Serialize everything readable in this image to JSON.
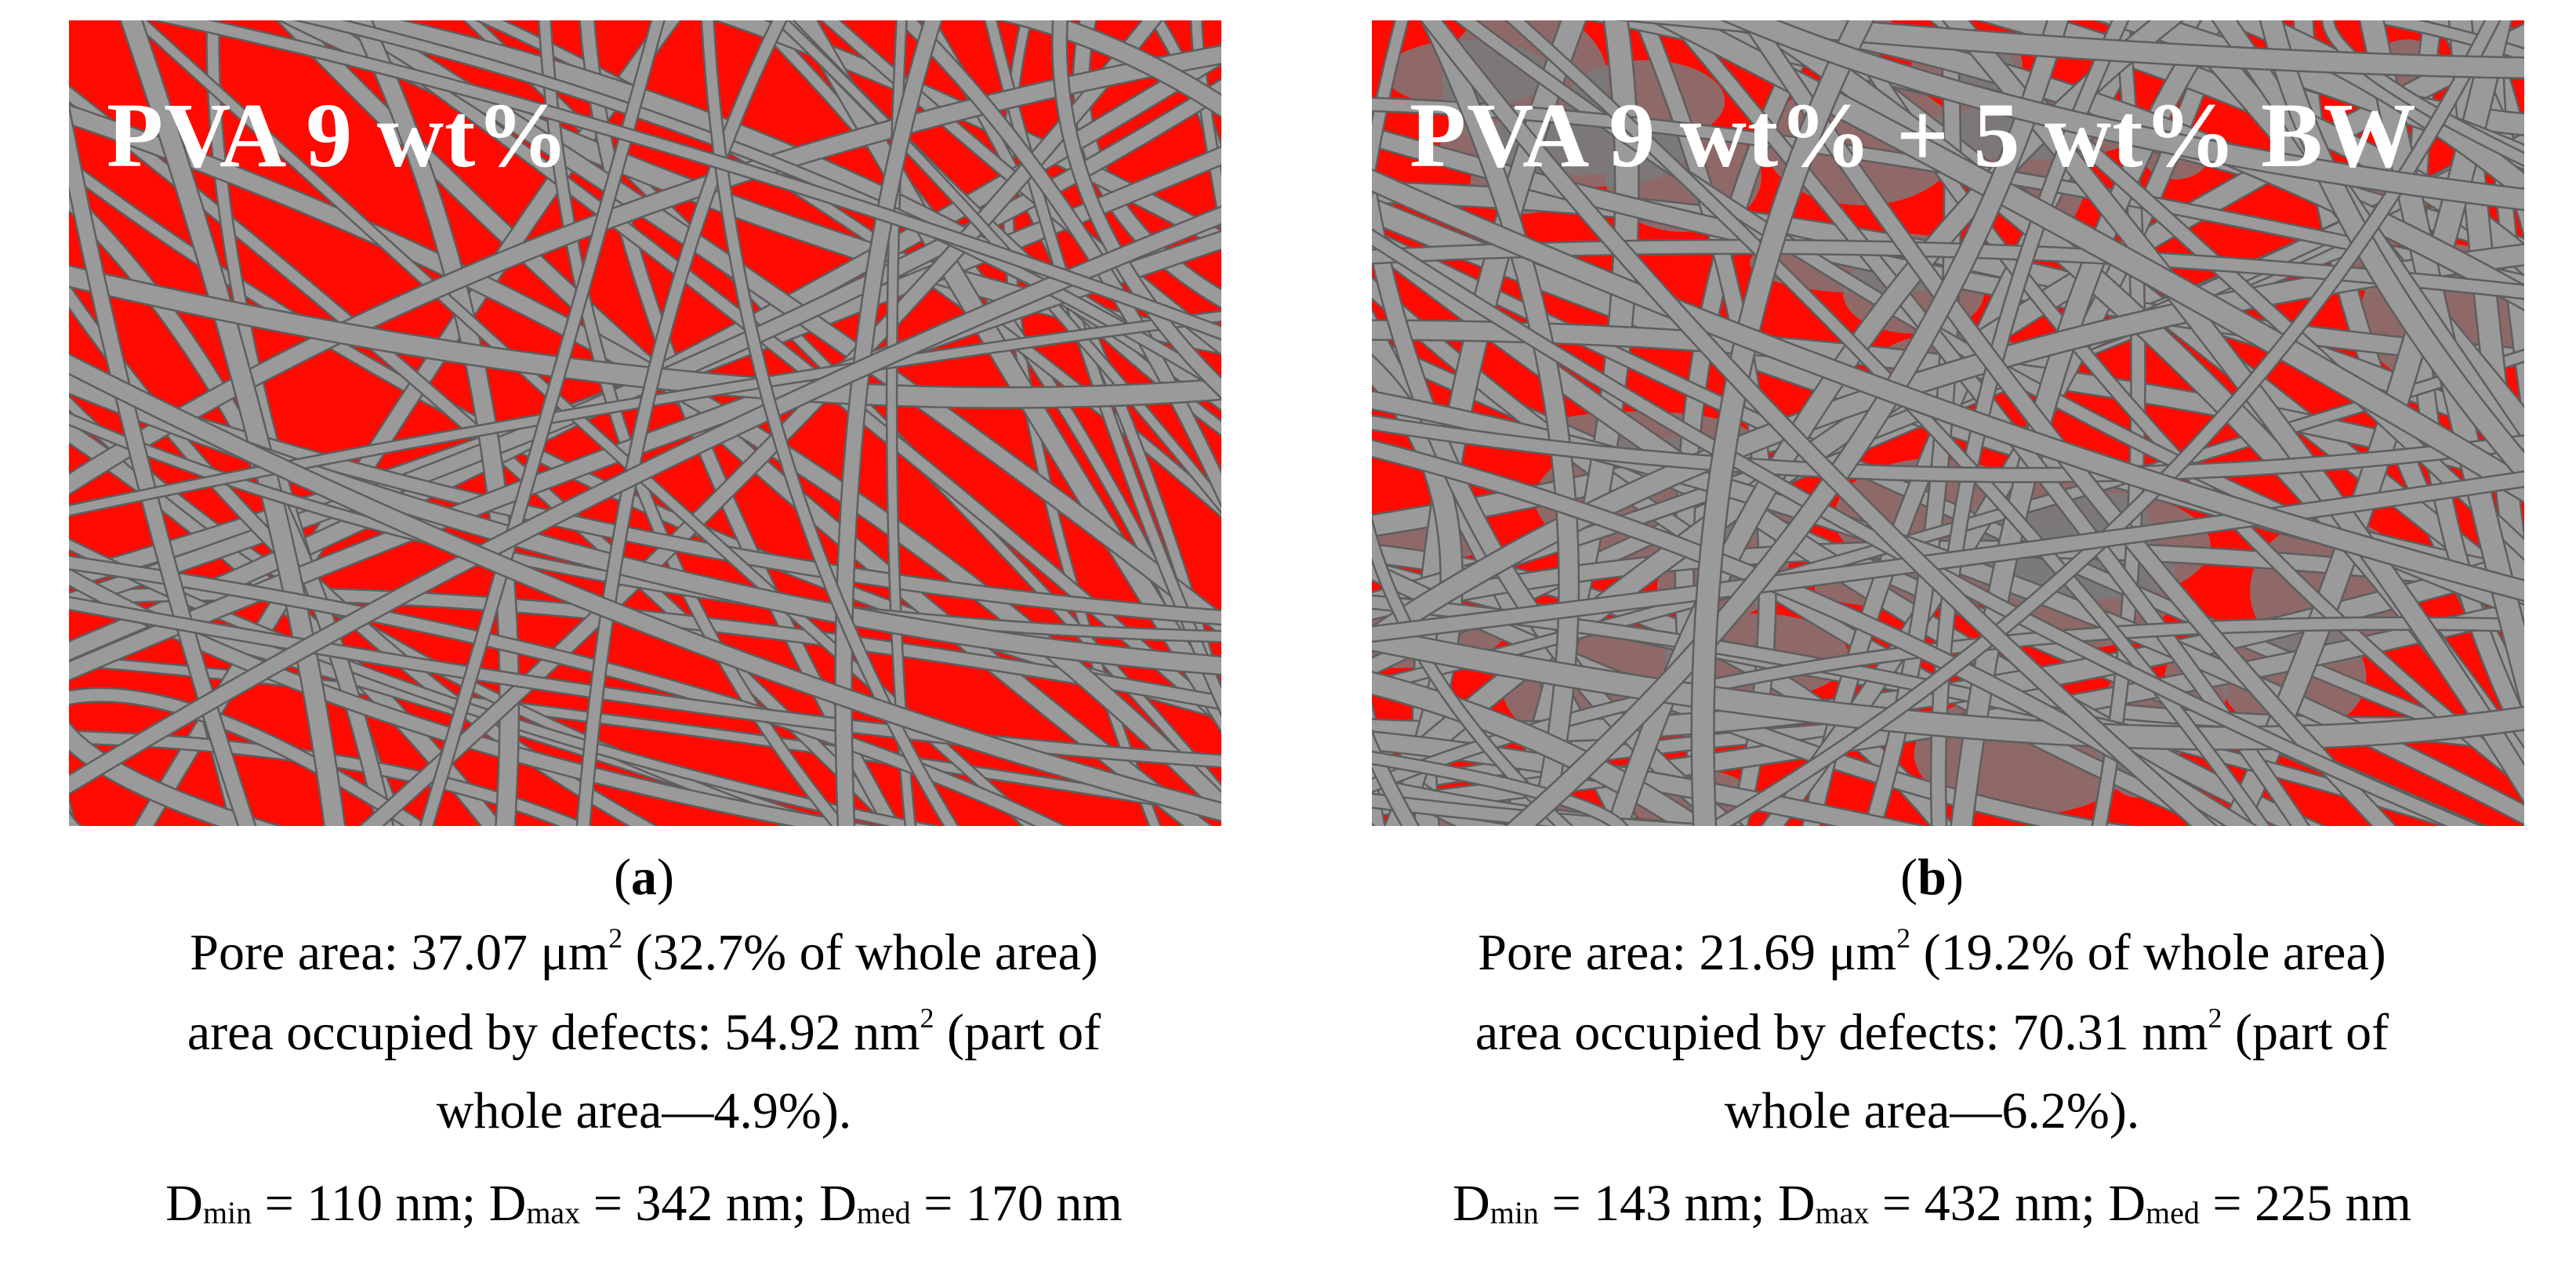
{
  "panels": [
    {
      "image_label": "PVA 9 wt%",
      "letter": "a",
      "pore_value": "37.07",
      "pore_unit": "μm",
      "pore_sup": "2",
      "pore_rest": " (32.7% of whole area)",
      "defects_label": "area occupied by defects: ",
      "defects_value": "54.92 nm",
      "defects_sup": "2",
      "defects_rest": " (part of",
      "defects_line2": "whole area—4.9%).",
      "dmin": "110 nm",
      "dmax": "342 nm",
      "dmed": "170 nm"
    },
    {
      "image_label": "PVA 9 wt% + 5 wt% BW",
      "letter": "b",
      "pore_value": "21.69",
      "pore_unit": "μm",
      "pore_sup": "2",
      "pore_rest": " (19.2% of whole area)",
      "defects_label": "area occupied by defects: ",
      "defects_value": "70.31 nm",
      "defects_sup": "2",
      "defects_rest": " (part of",
      "defects_line2": "whole area—6.2%).",
      "dmin": "143 nm",
      "dmax": "432 nm",
      "dmed": "225 nm"
    }
  ],
  "labels": {
    "pore_prefix": "Pore area: ",
    "d_letter": "D",
    "min_sub": "min",
    "max_sub": "max",
    "med_sub": "med",
    "eq": " = ",
    "sep": "; ",
    "paren_open": "(",
    "paren_close": ")"
  },
  "colors": {
    "pore_fill": "#ff0a00",
    "fiber": "#9a9a9a",
    "fiber_edge": "#5e5e5e"
  }
}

_Your goal:_ Copy out each line word for word, please, skipping the images.

_Task output:_
Serialize everything readable in this image to JSON.
{
  "panels": [
    {
      "image_label": "PVA 9 wt%",
      "letter": "a",
      "pore_value": "37.07",
      "pore_unit": "μm",
      "pore_sup": "2",
      "pore_rest": " (32.7% of whole area)",
      "defects_label": "area occupied by defects: ",
      "defects_value": "54.92 nm",
      "defects_sup": "2",
      "defects_rest": " (part of",
      "defects_line2": "whole area—4.9%).",
      "dmin": "110 nm",
      "dmax": "342 nm",
      "dmed": "170 nm"
    },
    {
      "image_label": "PVA 9 wt% + 5 wt% BW",
      "letter": "b",
      "pore_value": "21.69",
      "pore_unit": "μm",
      "pore_sup": "2",
      "pore_rest": " (19.2% of whole area)",
      "defects_label": "area occupied by defects: ",
      "defects_value": "70.31 nm",
      "defects_sup": "2",
      "defects_rest": " (part of",
      "defects_line2": "whole area—6.2%).",
      "dmin": "143 nm",
      "dmax": "432 nm",
      "dmed": "225 nm"
    }
  ],
  "labels": {
    "pore_prefix": "Pore area: ",
    "d_letter": "D",
    "min_sub": "min",
    "max_sub": "max",
    "med_sub": "med",
    "eq": " = ",
    "sep": "; ",
    "paren_open": "(",
    "paren_close": ")"
  },
  "colors": {
    "pore_fill": "#ff0a00",
    "fiber": "#9a9a9a",
    "fiber_edge": "#5e5e5e"
  }
}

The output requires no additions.